Provided data:
* Start *
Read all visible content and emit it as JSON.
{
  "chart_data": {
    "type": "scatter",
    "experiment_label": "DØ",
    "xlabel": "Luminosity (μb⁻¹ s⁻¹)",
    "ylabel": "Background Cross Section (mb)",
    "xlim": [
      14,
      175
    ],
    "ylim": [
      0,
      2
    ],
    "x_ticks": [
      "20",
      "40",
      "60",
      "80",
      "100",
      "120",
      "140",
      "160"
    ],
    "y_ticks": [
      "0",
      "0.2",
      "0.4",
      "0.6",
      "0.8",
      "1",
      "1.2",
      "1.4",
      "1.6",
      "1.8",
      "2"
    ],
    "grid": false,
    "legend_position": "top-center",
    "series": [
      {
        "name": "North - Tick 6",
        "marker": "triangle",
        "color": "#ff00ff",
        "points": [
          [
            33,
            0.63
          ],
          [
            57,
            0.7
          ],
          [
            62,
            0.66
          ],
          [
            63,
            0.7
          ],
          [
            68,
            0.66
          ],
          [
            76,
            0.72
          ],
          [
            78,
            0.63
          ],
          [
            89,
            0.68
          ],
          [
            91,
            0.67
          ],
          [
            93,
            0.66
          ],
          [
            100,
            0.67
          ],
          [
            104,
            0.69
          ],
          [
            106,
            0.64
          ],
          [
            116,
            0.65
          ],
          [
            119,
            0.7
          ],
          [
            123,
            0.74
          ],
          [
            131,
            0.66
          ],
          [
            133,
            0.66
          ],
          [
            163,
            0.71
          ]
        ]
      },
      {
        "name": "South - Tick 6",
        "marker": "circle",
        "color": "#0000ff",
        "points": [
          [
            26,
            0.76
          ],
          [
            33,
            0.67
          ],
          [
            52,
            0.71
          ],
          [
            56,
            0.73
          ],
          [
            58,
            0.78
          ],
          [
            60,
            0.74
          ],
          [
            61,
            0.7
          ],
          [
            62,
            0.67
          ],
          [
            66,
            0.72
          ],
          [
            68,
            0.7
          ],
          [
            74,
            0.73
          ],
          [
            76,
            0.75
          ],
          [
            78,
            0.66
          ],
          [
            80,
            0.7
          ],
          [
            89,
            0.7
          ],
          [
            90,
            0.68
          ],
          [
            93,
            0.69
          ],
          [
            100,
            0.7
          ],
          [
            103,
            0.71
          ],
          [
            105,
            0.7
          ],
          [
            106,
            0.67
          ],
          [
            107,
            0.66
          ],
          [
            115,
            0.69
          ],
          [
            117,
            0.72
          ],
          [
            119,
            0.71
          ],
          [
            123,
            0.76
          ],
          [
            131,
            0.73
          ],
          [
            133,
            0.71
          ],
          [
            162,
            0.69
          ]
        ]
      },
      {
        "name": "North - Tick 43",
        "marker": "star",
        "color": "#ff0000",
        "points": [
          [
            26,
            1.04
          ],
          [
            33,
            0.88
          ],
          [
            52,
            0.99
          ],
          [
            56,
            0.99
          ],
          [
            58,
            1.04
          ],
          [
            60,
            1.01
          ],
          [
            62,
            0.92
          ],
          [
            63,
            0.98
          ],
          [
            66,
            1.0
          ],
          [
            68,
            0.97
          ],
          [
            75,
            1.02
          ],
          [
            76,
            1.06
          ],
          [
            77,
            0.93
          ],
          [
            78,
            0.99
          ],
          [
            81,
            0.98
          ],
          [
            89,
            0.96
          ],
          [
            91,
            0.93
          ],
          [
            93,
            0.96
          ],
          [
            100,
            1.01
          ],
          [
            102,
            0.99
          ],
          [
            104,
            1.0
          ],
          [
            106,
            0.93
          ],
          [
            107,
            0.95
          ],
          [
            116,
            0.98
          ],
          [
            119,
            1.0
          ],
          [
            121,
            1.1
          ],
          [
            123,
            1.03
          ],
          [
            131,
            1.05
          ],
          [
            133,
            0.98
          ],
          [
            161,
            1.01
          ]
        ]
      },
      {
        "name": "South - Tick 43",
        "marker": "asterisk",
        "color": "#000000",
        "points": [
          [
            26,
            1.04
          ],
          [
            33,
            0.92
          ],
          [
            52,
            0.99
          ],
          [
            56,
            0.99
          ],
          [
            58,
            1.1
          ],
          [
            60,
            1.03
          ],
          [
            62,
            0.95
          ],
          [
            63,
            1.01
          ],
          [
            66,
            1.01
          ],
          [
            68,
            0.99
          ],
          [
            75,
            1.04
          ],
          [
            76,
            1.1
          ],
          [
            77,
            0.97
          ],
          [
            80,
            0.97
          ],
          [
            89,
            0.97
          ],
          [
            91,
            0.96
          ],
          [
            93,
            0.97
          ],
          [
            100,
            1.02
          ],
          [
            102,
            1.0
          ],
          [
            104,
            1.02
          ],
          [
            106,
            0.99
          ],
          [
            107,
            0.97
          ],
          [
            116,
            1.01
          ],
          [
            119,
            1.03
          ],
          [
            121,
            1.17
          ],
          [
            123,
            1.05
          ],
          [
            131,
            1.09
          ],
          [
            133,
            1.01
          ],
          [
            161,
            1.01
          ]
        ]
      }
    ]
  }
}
* End *
Goal: Return each line of the listing that holds the string "marker".

Completed exercise:
        "marker": "triangle",
        "marker": "circle",
        "marker": "star",
        "marker": "asterisk",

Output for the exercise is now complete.